[Start of MATERIAL PROVIDED]

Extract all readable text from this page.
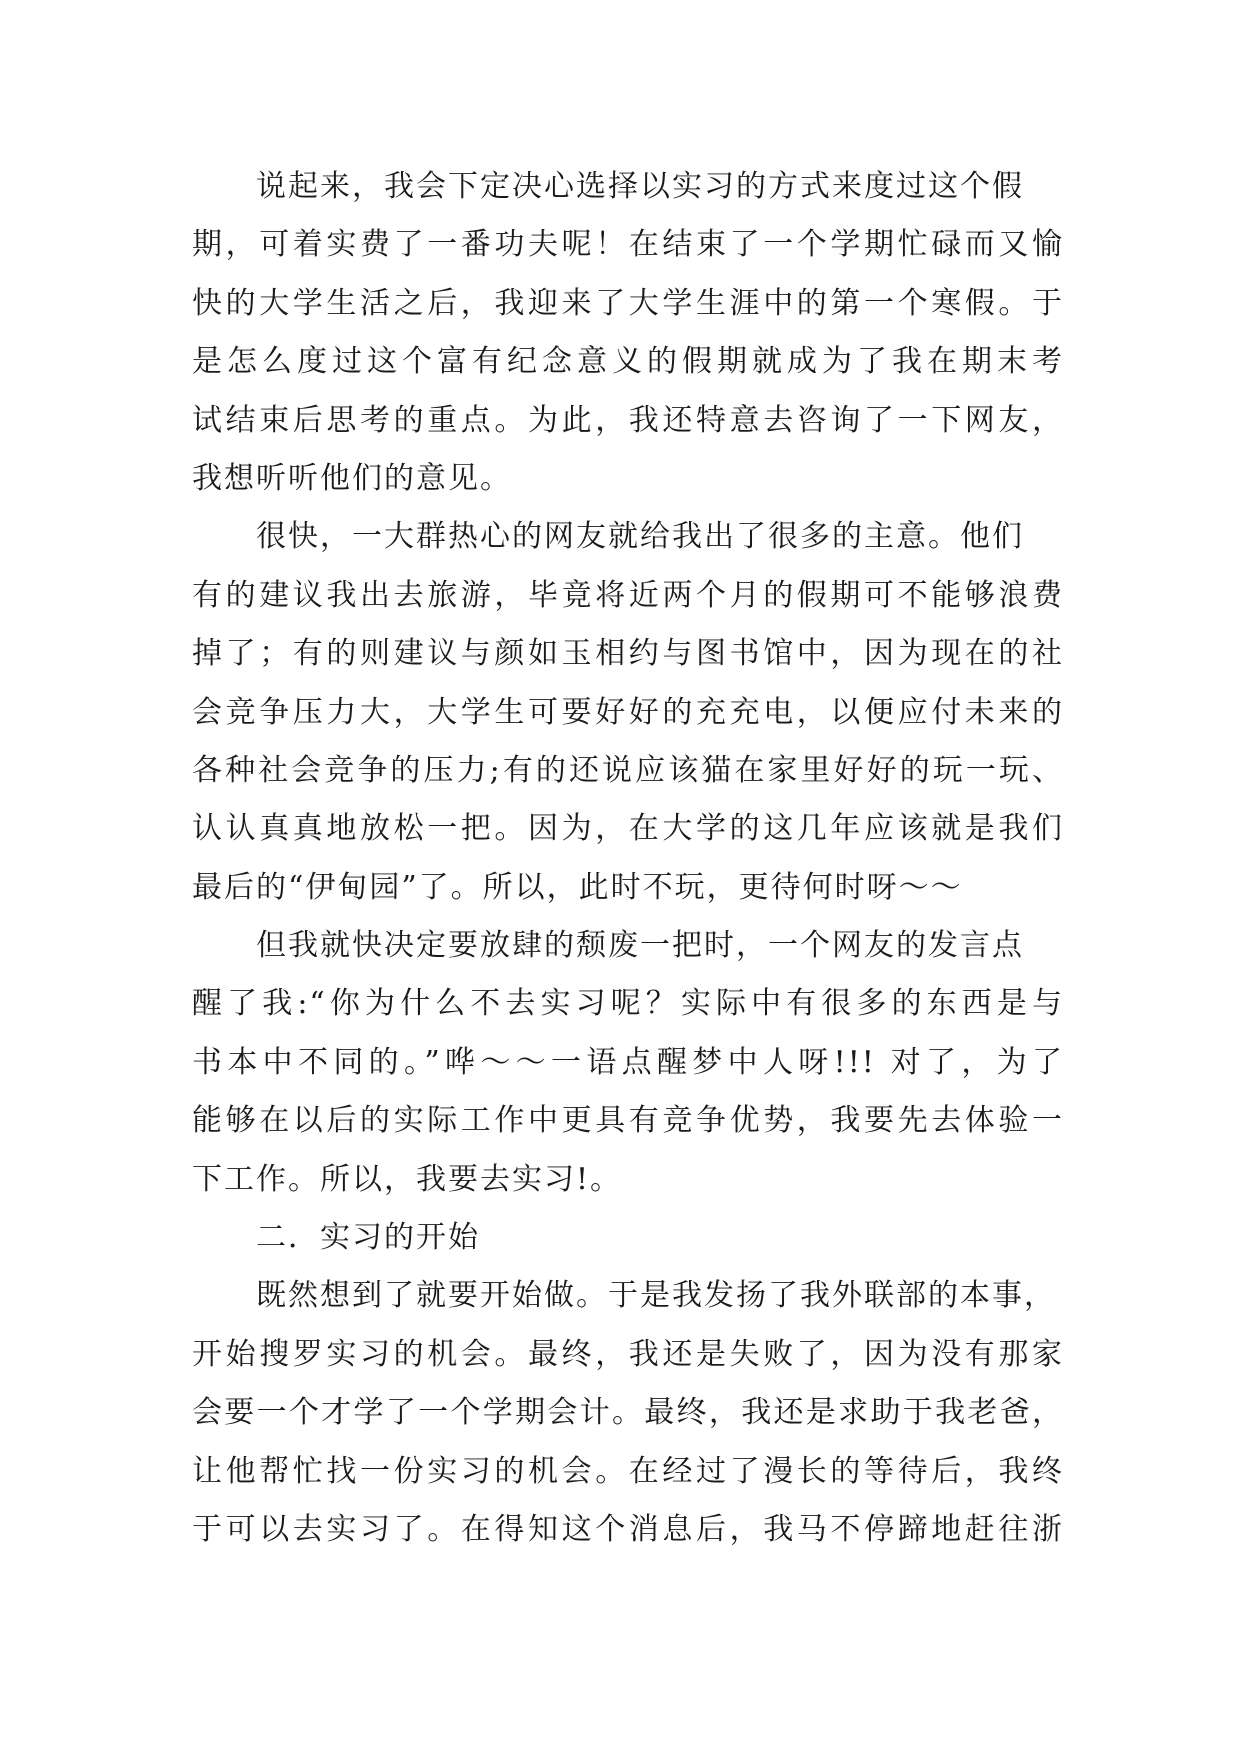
说起来，我会下定决心选择以实习的方式来度过这个假
期，可着实费了一番功夫呢！在结束了一个学期忙碌而又愉
快的大学生活之后，我迎来了大学生涯中的第一个寒假。于
是怎么度过这个富有纪念意义的假期就成为了我在期末考
试结束后思考的重点。为此，我还特意去咨询了一下网友，
我想听听他们的意见。
很快，一大群热心的网友就给我出了很多的主意。他们
有的建议我出去旅游，毕竟将近两个月的假期可不能够浪费
掉了；有的则建议与颜如玉相约与图书馆中，因为现在的社
会竞争压力大，大学生可要好好的充充电，以便应付未来的
各种社会竞争的压力;有的还说应该猫在家里好好的玩一玩、
认认真真地放松一把。因为，在大学的这几年应该就是我们
最后的“伊甸园”了。所以，此时不玩，更待何时呀～～
但我就快决定要放肆的颓废一把时，一个网友的发言点
醒了我:“你为什么不去实习呢？实际中有很多的东西是与
书本中不同的。”哗～～一语点醒梦中人呀!!! 对了，为了
能够在以后的实际工作中更具有竞争优势，我要先去体验一
下工作。所以，我要去实习!。
二．实习的开始
既然想到了就要开始做。于是我发扬了我外联部的本事，
开始搜罗实习的机会。最终，我还是失败了，因为没有那家
会要一个才学了一个学期会计。最终，我还是求助于我老爸，
让他帮忙找一份实习的机会。在经过了漫长的等待后，我终
于可以去实习了。在得知这个消息后，我马不停蹄地赶往浙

[End of MATERIAL PROVIDED]

— EXERCISE TASK —
Go through the listing above and write it all out exactly, leaving out any picture.

— PROBLEM SOLUTION —
Extract all readable text from this page.
说起来，我会下定决心选择以实习的方式来度过这个假
期，可着实费了一番功夫呢！在结束了一个学期忙碌而又愉
快的大学生活之后，我迎来了大学生涯中的第一个寒假。于
是怎么度过这个富有纪念意义的假期就成为了我在期末考
试结束后思考的重点。为此，我还特意去咨询了一下网友，
我想听听他们的意见。
很快，一大群热心的网友就给我出了很多的主意。他们
有的建议我出去旅游，毕竟将近两个月的假期可不能够浪费
掉了；有的则建议与颜如玉相约与图书馆中，因为现在的社
会竞争压力大，大学生可要好好的充充电，以便应付未来的
各种社会竞争的压力;有的还说应该猫在家里好好的玩一玩、
认认真真地放松一把。因为，在大学的这几年应该就是我们
最后的“伊甸园”了。所以，此时不玩，更待何时呀～～
但我就快决定要放肆的颓废一把时，一个网友的发言点
醒了我:“你为什么不去实习呢？实际中有很多的东西是与
书本中不同的。”哗～～一语点醒梦中人呀!!! 对了，为了
能够在以后的实际工作中更具有竞争优势，我要先去体验一
下工作。所以，我要去实习!。
二．实习的开始
既然想到了就要开始做。于是我发扬了我外联部的本事，
开始搜罗实习的机会。最终，我还是失败了，因为没有那家
会要一个才学了一个学期会计。最终，我还是求助于我老爸，
让他帮忙找一份实习的机会。在经过了漫长的等待后，我终
于可以去实习了。在得知这个消息后，我马不停蹄地赶往浙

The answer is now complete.